[Extracted entries]
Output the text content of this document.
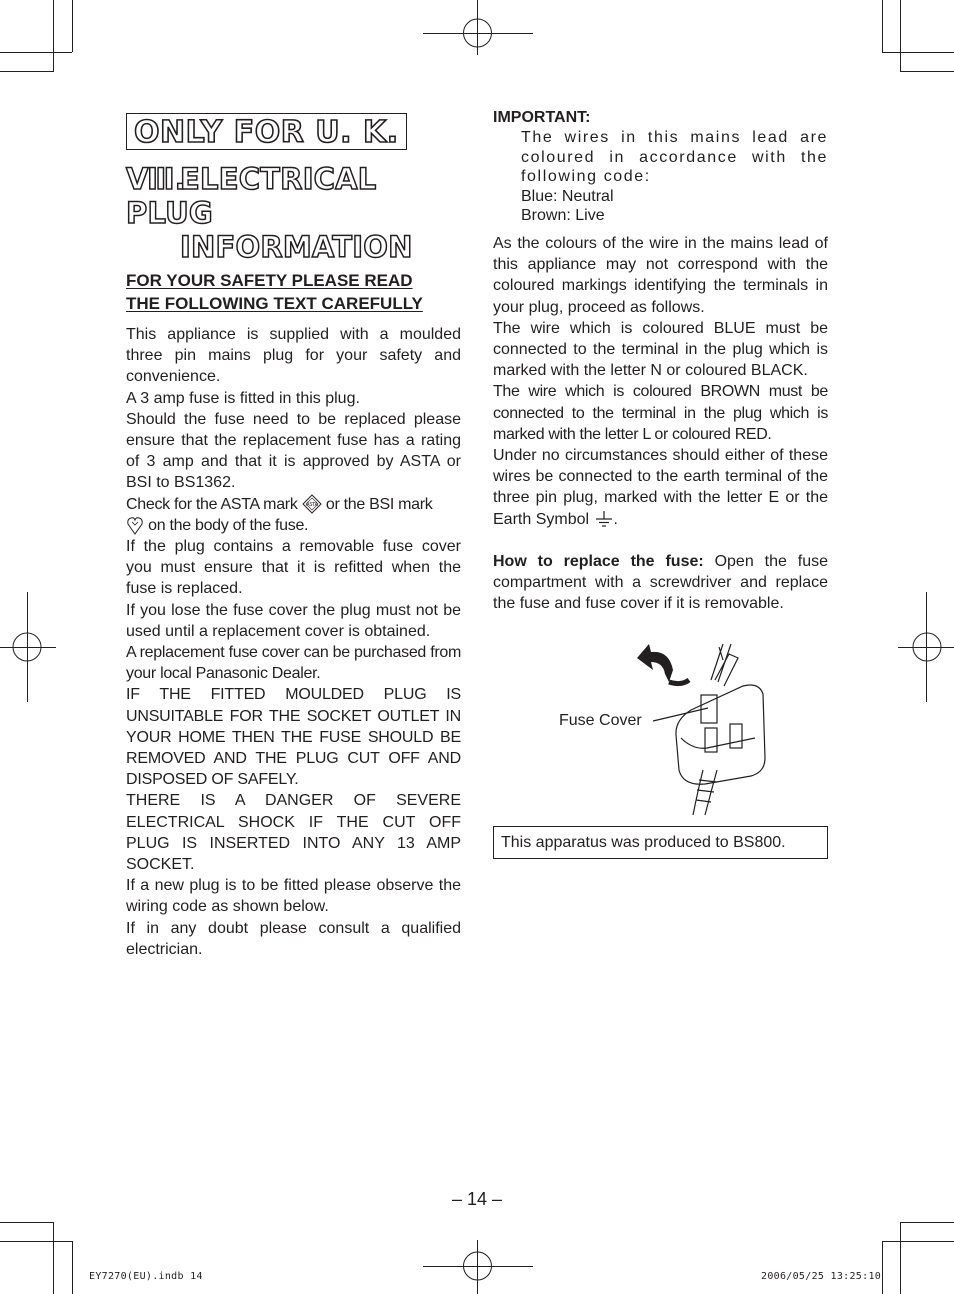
ONLY FOR U. K.
Ⅷ.ELECTRICAL PLUG
INFORMATION
FOR YOUR SAFETY PLEASE READ
THE FOLLOWING TEXT CAREFULLY

This appliance is supplied with a moulded three pin mains plug for your safety and convenience.

A 3 amp fuse is fitted in this plug.

Should the fuse need to be replaced please ensure that the replacement fuse has a rating of 3 amp and that it is approved by ASTA or BSI to BS1362.

Check for the ASTA mark ASTA or the BSI mark
on the body of the fuse.

If the plug contains a removable fuse cover you must ensure that it is refitted when the fuse is replaced.

If you lose the fuse cover the plug must not be used until a replacement cover is obtained.

A replacement fuse cover can be purchased from your local Panasonic Dealer.

IF THE FITTED MOULDED PLUG IS UNSUITABLE FOR THE SOCKET OUTLET IN YOUR HOME THEN THE FUSE SHOULD BE REMOVED AND THE PLUG CUT OFF AND DISPOSED OF SAFELY.

THERE IS A DANGER OF SEVERE ELECTRICAL SHOCK IF THE CUT OFF PLUG IS INSERTED INTO ANY 13 AMP SOCKET.

If a new plug is to be fitted please observe the wiring code as shown below.

If in any doubt please consult a qualified electrician.

IMPORTANT:
The wires in this mains lead are coloured in accordance with the following code:
Blue: Neutral
Brown: Live

As the colours of the wire in the mains lead of this appliance may not correspond with the coloured markings identifying the terminals in your plug, proceed as follows.

The wire which is coloured BLUE must be connected to the terminal in the plug which is marked with the letter N or coloured BLACK.

The wire which is coloured BROWN must be connected to the terminal in the plug which is marked with the letter L or coloured RED.

Under no circumstances should either of these wires be connected to the earth terminal of the three pin plug, marked with the letter E or the Earth Symbol .

How to replace the fuse: Open the fuse compartment with a screwdriver and replace the fuse and fuse cover if it is removable.
Fuse Cover
This apparatus was produced to BS800.
– 14 –
EY7270(EU).indb 14	2006/05/25 13:25:10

[Requirements] Every record must be copied exactly, with the pictures left out.

[The reply]
Output the text content of this document.
ONLY FOR U. K.
Ⅷ.ELECTRICAL PLUG
INFORMATION
FOR YOUR SAFETY PLEASE READ
THE FOLLOWING TEXT CAREFULLY

This appliance is supplied with a moulded three pin mains plug for your safety and convenience.

A 3 amp fuse is fitted in this plug.

Should the fuse need to be replaced please ensure that the replacement fuse has a rating of 3 amp and that it is approved by ASTA or BSI to BS1362.

Check for the ASTA mark ASTA or the BSI mark
on the body of the fuse.

If the plug contains a removable fuse cover you must ensure that it is refitted when the fuse is replaced.

If you lose the fuse cover the plug must not be used until a replacement cover is obtained.

A replacement fuse cover can be purchased from your local Panasonic Dealer.

IF THE FITTED MOULDED PLUG IS UNSUITABLE FOR THE SOCKET OUTLET IN YOUR HOME THEN THE FUSE SHOULD BE REMOVED AND THE PLUG CUT OFF AND DISPOSED OF SAFELY.

THERE IS A DANGER OF SEVERE ELECTRICAL SHOCK IF THE CUT OFF PLUG IS INSERTED INTO ANY 13 AMP SOCKET.

If a new plug is to be fitted please observe the wiring code as shown below.

If in any doubt please consult a qualified electrician.

IMPORTANT:
The wires in this mains lead are coloured in accordance with the following code:
Blue: Neutral
Brown: Live

As the colours of the wire in the mains lead of this appliance may not correspond with the coloured markings identifying the terminals in your plug, proceed as follows.

The wire which is coloured BLUE must be connected to the terminal in the plug which is marked with the letter N or coloured BLACK.

The wire which is coloured BROWN must be connected to the terminal in the plug which is marked with the letter L or coloured RED.

Under no circumstances should either of these wires be connected to the earth terminal of the three pin plug, marked with the letter E or the Earth Symbol .

How to replace the fuse: Open the fuse compartment with a screwdriver and replace the fuse and fuse cover if it is removable.
Fuse Cover
This apparatus was produced to BS800.
– 14 –
EY7270(EU).indb 14	2006/05/25 13:25:10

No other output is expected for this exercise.